The task: Copy out all lines with the word "icon" in them.

Material to process:
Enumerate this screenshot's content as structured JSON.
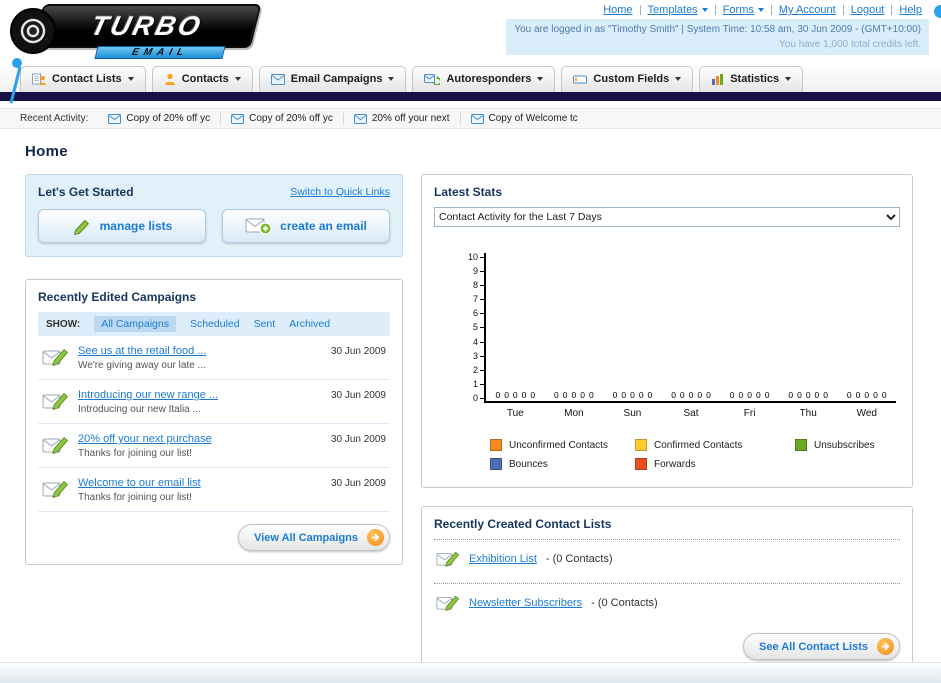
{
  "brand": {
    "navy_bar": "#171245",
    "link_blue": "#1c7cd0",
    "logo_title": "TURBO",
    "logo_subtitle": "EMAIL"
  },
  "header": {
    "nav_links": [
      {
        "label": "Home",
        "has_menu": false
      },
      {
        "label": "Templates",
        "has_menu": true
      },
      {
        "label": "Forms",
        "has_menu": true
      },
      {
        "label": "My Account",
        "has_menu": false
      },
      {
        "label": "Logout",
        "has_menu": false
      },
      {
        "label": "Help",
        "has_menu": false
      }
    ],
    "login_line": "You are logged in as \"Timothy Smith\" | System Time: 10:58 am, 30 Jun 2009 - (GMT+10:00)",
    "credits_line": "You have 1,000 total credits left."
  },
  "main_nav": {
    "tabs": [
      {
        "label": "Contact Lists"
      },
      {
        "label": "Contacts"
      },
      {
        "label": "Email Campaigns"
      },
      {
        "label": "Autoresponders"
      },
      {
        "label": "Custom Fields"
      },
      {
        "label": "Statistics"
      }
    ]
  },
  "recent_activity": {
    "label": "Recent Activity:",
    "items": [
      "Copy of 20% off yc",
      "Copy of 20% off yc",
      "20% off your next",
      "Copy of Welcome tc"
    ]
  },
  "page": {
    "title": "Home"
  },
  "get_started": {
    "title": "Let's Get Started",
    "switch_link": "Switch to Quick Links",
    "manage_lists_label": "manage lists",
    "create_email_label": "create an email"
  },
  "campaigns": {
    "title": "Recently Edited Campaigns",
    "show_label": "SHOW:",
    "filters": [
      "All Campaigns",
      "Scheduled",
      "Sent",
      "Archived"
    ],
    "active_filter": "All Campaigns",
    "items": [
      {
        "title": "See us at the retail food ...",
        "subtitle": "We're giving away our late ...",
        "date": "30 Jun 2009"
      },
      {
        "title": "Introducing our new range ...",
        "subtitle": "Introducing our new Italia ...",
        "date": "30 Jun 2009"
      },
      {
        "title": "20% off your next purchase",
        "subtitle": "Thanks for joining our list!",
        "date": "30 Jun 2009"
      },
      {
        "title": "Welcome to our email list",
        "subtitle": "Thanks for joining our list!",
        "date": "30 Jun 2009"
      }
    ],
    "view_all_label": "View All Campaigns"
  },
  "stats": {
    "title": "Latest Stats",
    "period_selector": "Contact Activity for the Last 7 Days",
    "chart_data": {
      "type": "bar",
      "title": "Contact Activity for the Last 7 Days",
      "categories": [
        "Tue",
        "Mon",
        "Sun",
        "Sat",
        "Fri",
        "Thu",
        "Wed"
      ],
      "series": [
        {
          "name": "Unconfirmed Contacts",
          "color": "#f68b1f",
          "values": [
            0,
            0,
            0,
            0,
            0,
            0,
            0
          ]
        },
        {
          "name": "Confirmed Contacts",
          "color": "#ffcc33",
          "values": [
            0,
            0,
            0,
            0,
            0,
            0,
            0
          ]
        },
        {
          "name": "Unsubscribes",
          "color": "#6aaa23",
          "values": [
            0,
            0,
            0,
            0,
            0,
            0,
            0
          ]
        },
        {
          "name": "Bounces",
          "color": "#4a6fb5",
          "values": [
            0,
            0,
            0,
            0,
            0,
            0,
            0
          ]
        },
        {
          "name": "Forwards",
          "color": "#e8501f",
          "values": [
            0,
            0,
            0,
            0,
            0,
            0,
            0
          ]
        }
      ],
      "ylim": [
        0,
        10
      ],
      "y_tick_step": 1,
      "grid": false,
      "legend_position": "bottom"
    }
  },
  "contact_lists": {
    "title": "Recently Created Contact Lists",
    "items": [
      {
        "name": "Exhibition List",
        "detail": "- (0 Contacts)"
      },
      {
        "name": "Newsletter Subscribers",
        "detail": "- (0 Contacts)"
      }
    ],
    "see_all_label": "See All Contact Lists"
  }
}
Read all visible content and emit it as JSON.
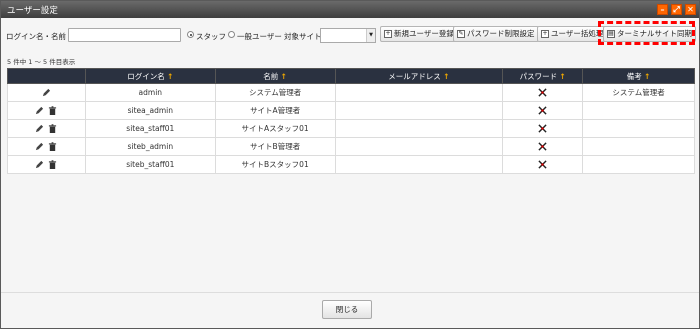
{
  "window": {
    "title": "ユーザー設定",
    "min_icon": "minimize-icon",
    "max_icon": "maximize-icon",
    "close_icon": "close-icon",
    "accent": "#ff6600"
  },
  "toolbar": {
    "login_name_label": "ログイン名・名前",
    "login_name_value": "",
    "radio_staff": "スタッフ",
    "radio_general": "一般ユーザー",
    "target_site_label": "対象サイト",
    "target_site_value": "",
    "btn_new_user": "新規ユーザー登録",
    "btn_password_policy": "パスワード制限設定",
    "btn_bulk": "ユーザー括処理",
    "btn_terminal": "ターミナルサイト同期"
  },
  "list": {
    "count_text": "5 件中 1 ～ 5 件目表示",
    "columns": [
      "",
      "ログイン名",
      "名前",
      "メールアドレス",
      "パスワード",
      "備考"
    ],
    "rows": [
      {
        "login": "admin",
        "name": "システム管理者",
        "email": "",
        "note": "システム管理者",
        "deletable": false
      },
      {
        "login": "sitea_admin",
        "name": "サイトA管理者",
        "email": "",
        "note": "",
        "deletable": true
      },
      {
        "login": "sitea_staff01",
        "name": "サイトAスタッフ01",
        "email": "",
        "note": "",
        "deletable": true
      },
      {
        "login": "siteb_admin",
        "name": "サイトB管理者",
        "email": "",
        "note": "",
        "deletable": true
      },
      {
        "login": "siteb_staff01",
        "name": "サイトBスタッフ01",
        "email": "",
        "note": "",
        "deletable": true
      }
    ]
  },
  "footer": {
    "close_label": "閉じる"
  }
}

Task result:
    "min_icon": "minimize-icon",
    "max_icon": "maximize-icon",
    "close_icon": "close-icon",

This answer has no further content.